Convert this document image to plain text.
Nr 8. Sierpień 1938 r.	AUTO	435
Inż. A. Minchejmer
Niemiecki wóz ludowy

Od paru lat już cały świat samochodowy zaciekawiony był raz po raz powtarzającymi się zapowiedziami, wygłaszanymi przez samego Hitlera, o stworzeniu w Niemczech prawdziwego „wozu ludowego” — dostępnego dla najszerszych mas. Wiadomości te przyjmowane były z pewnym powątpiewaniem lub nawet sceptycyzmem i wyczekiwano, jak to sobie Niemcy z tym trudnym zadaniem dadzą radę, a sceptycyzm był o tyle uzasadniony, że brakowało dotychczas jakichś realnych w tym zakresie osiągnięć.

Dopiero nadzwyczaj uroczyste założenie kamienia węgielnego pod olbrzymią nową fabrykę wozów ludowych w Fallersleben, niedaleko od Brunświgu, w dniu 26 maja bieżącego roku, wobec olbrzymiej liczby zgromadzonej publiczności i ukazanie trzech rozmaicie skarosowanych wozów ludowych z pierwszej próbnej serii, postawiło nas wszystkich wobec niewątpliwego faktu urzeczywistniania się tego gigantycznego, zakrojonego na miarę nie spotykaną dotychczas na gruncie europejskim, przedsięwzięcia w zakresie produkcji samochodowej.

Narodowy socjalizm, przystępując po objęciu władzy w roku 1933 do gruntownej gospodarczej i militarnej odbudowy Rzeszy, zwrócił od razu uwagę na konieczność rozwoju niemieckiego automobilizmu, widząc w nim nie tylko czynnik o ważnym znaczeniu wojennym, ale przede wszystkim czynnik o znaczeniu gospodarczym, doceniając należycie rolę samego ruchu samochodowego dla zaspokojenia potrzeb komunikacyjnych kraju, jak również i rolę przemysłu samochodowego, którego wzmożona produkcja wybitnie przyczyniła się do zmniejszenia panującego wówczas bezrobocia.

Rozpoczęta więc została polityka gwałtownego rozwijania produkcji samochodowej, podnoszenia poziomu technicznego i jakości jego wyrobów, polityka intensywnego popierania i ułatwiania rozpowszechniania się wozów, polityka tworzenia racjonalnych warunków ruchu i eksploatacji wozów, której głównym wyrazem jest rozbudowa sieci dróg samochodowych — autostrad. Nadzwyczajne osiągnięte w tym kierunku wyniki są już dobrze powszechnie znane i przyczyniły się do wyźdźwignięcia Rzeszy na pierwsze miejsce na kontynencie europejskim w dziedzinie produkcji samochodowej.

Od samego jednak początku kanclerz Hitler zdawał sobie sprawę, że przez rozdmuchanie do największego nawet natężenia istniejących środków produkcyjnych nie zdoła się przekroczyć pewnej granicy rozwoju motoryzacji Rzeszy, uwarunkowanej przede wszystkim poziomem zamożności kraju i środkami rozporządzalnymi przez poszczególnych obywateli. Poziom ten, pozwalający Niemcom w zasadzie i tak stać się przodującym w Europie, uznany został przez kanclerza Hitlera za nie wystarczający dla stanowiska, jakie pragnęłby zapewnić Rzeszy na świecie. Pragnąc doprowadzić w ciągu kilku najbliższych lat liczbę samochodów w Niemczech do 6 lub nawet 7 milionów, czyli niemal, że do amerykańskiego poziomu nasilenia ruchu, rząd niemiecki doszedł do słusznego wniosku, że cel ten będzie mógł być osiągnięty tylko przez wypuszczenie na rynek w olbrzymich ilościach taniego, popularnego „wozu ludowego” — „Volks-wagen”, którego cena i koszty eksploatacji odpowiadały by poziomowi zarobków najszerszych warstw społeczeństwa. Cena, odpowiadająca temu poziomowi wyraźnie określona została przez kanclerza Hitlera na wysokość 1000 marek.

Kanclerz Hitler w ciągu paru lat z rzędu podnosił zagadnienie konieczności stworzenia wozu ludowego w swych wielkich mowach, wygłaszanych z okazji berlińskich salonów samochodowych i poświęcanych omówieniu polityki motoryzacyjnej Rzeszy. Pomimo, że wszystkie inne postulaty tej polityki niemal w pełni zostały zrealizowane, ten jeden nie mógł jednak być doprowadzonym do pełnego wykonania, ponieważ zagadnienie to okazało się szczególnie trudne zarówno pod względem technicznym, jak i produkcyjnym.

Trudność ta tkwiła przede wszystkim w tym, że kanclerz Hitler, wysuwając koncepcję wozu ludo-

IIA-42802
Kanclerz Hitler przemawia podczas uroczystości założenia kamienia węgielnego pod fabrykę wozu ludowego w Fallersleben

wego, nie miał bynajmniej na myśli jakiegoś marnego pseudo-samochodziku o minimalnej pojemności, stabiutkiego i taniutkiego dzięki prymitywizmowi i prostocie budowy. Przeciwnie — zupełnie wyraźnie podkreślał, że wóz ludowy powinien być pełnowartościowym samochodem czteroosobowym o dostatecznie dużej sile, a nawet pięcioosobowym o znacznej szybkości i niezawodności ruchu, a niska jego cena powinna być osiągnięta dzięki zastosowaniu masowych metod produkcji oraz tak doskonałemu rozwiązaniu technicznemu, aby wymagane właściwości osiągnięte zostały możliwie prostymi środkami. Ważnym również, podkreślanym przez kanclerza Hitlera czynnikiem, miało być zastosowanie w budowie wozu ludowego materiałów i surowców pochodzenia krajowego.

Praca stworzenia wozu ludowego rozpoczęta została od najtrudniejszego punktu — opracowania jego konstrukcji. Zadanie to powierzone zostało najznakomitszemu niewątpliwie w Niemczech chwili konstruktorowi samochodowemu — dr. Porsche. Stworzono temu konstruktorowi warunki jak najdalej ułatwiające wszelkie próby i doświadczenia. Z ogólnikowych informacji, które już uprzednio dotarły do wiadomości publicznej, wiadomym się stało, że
-----
● What the task asks: All of the material must be reproduced exactly.

● Task result:
Convert this document image to plain text.
Nr 8. Sierpień 1938 r.	AUTO	435
Inż. A. Minchejmer
Niemiecki wóz ludowy

Od paru lat już cały świat samochodowy zaciekawiony był raz po raz powtarzającymi się zapowiedziami, wygłaszanymi przez samego Hitlera, o stworzeniu w Niemczech prawdziwego „wozu ludowego” — dostępnego dla najszerszych mas. Wiadomości te przyjmowane były z pewnym powątpiewaniem lub nawet sceptycyzmem i wyczekiwano, jak to sobie Niemcy z tym trudnym zadaniem dadzą radę, a sceptycyzm był o tyle uzasadniony, że brakowało dotychczas jakichś realnych w tym zakresie osiągnięć.

Dopiero nadzwyczaj uroczyste założenie kamienia węgielnego pod olbrzymią nową fabrykę wozów ludowych w Fallersleben, niedaleko od Brunświgu, w dniu 26 maja bieżącego roku, wobec olbrzymiej liczby zgromadzonej publiczności i ukazanie trzech rozmaicie skarosowanych wozów ludowych z pierwszej próbnej serii, postawiło nas wszystkich wobec niewątpliwego faktu urzeczywistniania się tego gigantycznego, zakrojonego na miarę nie spotykaną dotychczas na gruncie europejskim, przedsięwzięcia w zakresie produkcji samochodowej.

Narodowy socjalizm, przystępując po objęciu władzy w roku 1933 do gruntownej gospodarczej i militarnej odbudowy Rzeszy, zwrócił od razu uwagę na konieczność rozwoju niemieckiego automobilizmu, widząc w nim nie tylko czynnik o ważnym znaczeniu wojennym, ale przede wszystkim czynnik o znaczeniu gospodarczym, doceniając należycie rolę samego ruchu samochodowego dla zaspokojenia potrzeb komunikacyjnych kraju, jak również i rolę przemysłu samochodowego, którego wzmożona produkcja wybitnie przyczyniła się do zmniejszenia panującego wówczas bezrobocia.

Rozpoczęta więc została polityka gwałtownego rozwijania produkcji samochodowej, podnoszenia poziomu technicznego i jakości jego wyrobów, polityka intensywnego popierania i ułatwiania rozpowszechniania się wozów, polityka tworzenia racjonalnych warunków ruchu i eksploatacji wozów, której głównym wyrazem jest rozbudowa sieci dróg samochodowych — autostrad. Nadzwyczajne osiągnięte w tym kierunku wyniki są już dobrze powszechnie znane i przyczyniły się do wyźdźwignięcia Rzeszy na pierwsze miejsce na kontynencie europejskim w dziedzinie produkcji samochodowej.

Od samego jednak początku kanclerz Hitler zdawał sobie sprawę, że przez rozdmuchanie do największego nawet natężenia istniejących środków produkcyjnych nie zdoła się przekroczyć pewnej granicy rozwoju motoryzacji Rzeszy, uwarunkowanej przede wszystkim poziomem zamożności kraju i środkami rozporządzalnymi przez poszczególnych obywateli. Poziom ten, pozwalający Niemcom w zasadzie i tak stać się przodującym w Europie, uznany został przez kanclerza Hitlera za nie wystarczający dla stanowiska, jakie pragnęłby zapewnić Rzeszy na świecie. Pragnąc doprowadzić w ciągu kilku najbliższych lat liczbę samochodów w Niemczech do 6 lub nawet 7 milionów, czyli niemal, że do amerykańskiego poziomu nasilenia ruchu, rząd niemiecki doszedł do słusznego wniosku, że cel ten będzie mógł być osiągnięty tylko przez wypuszczenie na rynek w olbrzymich ilościach taniego, popularnego „wozu ludowego” — „Volks-wagen”, którego cena i koszty eksploatacji odpowiadały by poziomowi zarobków najszerszych warstw społeczeństwa. Cena, odpowiadająca temu poziomowi wyraźnie określona została przez kanclerza Hitlera na wysokość 1000 marek.

Kanclerz Hitler w ciągu paru lat z rzędu podnosił zagadnienie konieczności stworzenia wozu ludowego w swych wielkich mowach, wygłaszanych z okazji berlińskich salonów samochodowych i poświęcanych omówieniu polityki motoryzacyjnej Rzeszy. Pomimo, że wszystkie inne postulaty tej polityki niemal w pełni zostały zrealizowane, ten jeden nie mógł jednak być doprowadzonym do pełnego wykonania, ponieważ zagadnienie to okazało się szczególnie trudne zarówno pod względem technicznym, jak i produkcyjnym.

Trudność ta tkwiła przede wszystkim w tym, że kanclerz Hitler, wysuwając koncepcję wozu ludo-

IIA-42802
Kanclerz Hitler przemawia podczas uroczystości założenia kamienia węgielnego pod fabrykę wozu ludowego w Fallersleben

wego, nie miał bynajmniej na myśli jakiegoś marnego pseudo-samochodziku o minimalnej pojemności, stabiutkiego i taniutkiego dzięki prymitywizmowi i prostocie budowy. Przeciwnie — zupełnie wyraźnie podkreślał, że wóz ludowy powinien być pełnowartościowym samochodem czteroosobowym o dostatecznie dużej sile, a nawet pięcioosobowym o znacznej szybkości i niezawodności ruchu, a niska jego cena powinna być osiągnięta dzięki zastosowaniu masowych metod produkcji oraz tak doskonałemu rozwiązaniu technicznemu, aby wymagane właściwości osiągnięte zostały możliwie prostymi środkami. Ważnym również, podkreślanym przez kanclerza Hitlera czynnikiem, miało być zastosowanie w budowie wozu ludowego materiałów i surowców pochodzenia krajowego.

Praca stworzenia wozu ludowego rozpoczęta została od najtrudniejszego punktu — opracowania jego konstrukcji. Zadanie to powierzone zostało najznakomitszemu niewątpliwie w Niemczech chwili konstruktorowi samochodowemu — dr. Porsche. Stworzono temu konstruktorowi warunki jak najdalej ułatwiające wszelkie próby i doświadczenia. Z ogólnikowych informacji, które już uprzednio dotarły do wiadomości publicznej, wiadomym się stało, że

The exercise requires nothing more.